BEGIN Listing

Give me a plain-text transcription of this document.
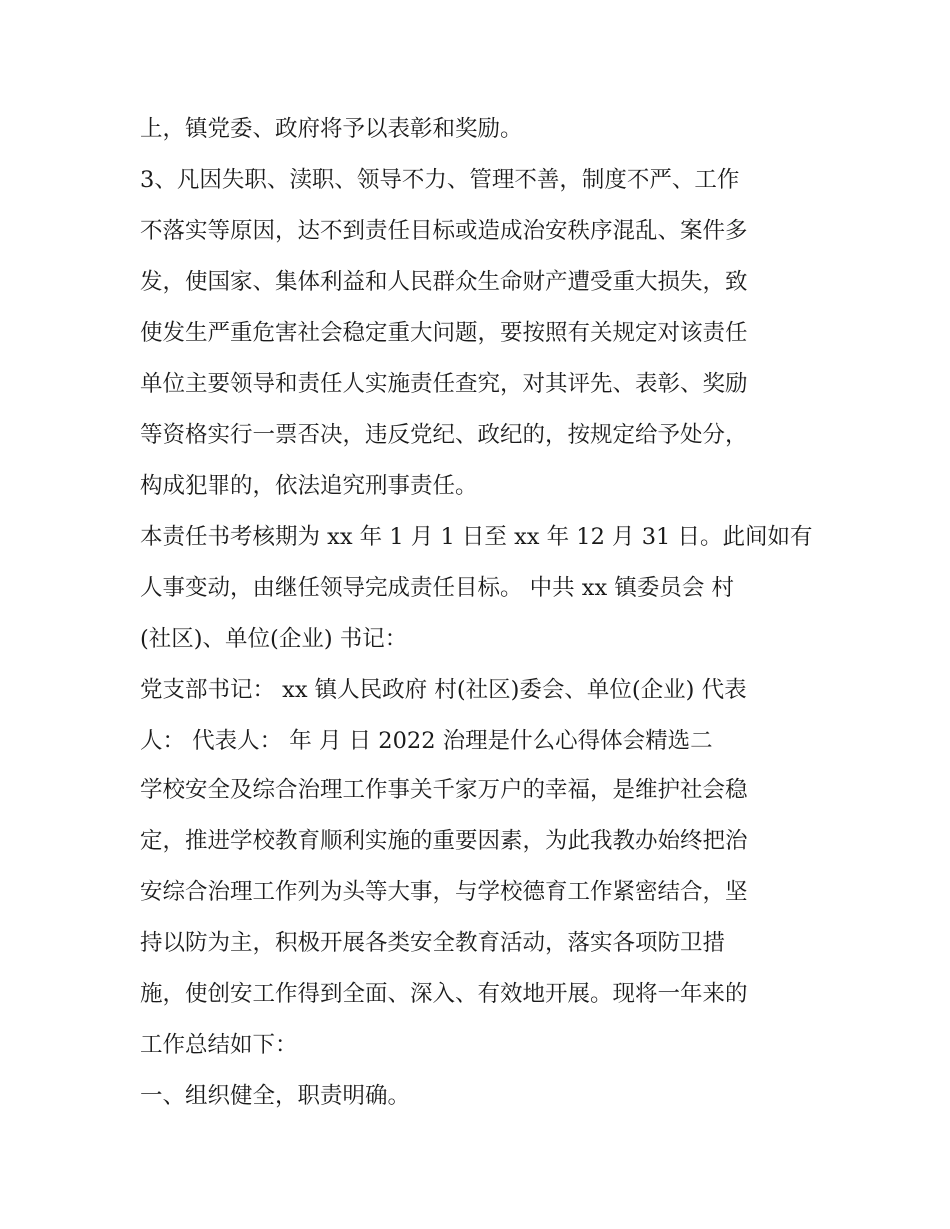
上，镇党委、政府将予以表彰和奖励。
3、凡因失职、渎职、领导不力、管理不善，制度不严、工作
不落实等原因，达不到责任目标或造成治安秩序混乱、案件多
发，使国家、集体利益和人民群众生命财产遭受重大损失，致
使发生严重危害社会稳定重大问题，要按照有关规定对该责任
单位主要领导和责任人实施责任查究，对其评先、表彰、奖励
等资格实行一票否决，违反党纪、政纪的，按规定给予处分，
构成犯罪的，依法追究刑事责任。
本责任书考核期为 xx 年 1 月 1 日至 xx 年 12 月 31 日。此间如有
人事变动，由继任领导完成责任目标。 中共 xx 镇委员会 村
(社区)、单位(企业) 书记：
党支部书记： xx 镇人民政府 村(社区)委会、单位(企业) 代表
人： 代表人： 年 月 日 2022 治理是什么心得体会精选二
学校安全及综合治理工作事关千家万户的幸福，是维护社会稳
定，推进学校教育顺利实施的重要因素，为此我教办始终把治
安综合治理工作列为头等大事，与学校德育工作紧密结合，坚
持以防为主，积极开展各类安全教育活动，落实各项防卫措
施，使创安工作得到全面、深入、有效地开展。现将一年来的
工作总结如下：
一、组织健全，职责明确。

END Listing

- Instruction -
Print the entries above exactly, taking out only the pictures.

- Final answer -
Give me a plain-text transcription of this document.
上，镇党委、政府将予以表彰和奖励。
3、凡因失职、渎职、领导不力、管理不善，制度不严、工作
不落实等原因，达不到责任目标或造成治安秩序混乱、案件多
发，使国家、集体利益和人民群众生命财产遭受重大损失，致
使发生严重危害社会稳定重大问题，要按照有关规定对该责任
单位主要领导和责任人实施责任查究，对其评先、表彰、奖励
等资格实行一票否决，违反党纪、政纪的，按规定给予处分，
构成犯罪的，依法追究刑事责任。
本责任书考核期为 xx 年 1 月 1 日至 xx 年 12 月 31 日。此间如有
人事变动，由继任领导完成责任目标。 中共 xx 镇委员会 村
(社区)、单位(企业) 书记：
党支部书记： xx 镇人民政府 村(社区)委会、单位(企业) 代表
人： 代表人： 年 月 日 2022 治理是什么心得体会精选二
学校安全及综合治理工作事关千家万户的幸福，是维护社会稳
定，推进学校教育顺利实施的重要因素，为此我教办始终把治
安综合治理工作列为头等大事，与学校德育工作紧密结合，坚
持以防为主，积极开展各类安全教育活动，落实各项防卫措
施，使创安工作得到全面、深入、有效地开展。现将一年来的
工作总结如下：
一、组织健全，职责明确。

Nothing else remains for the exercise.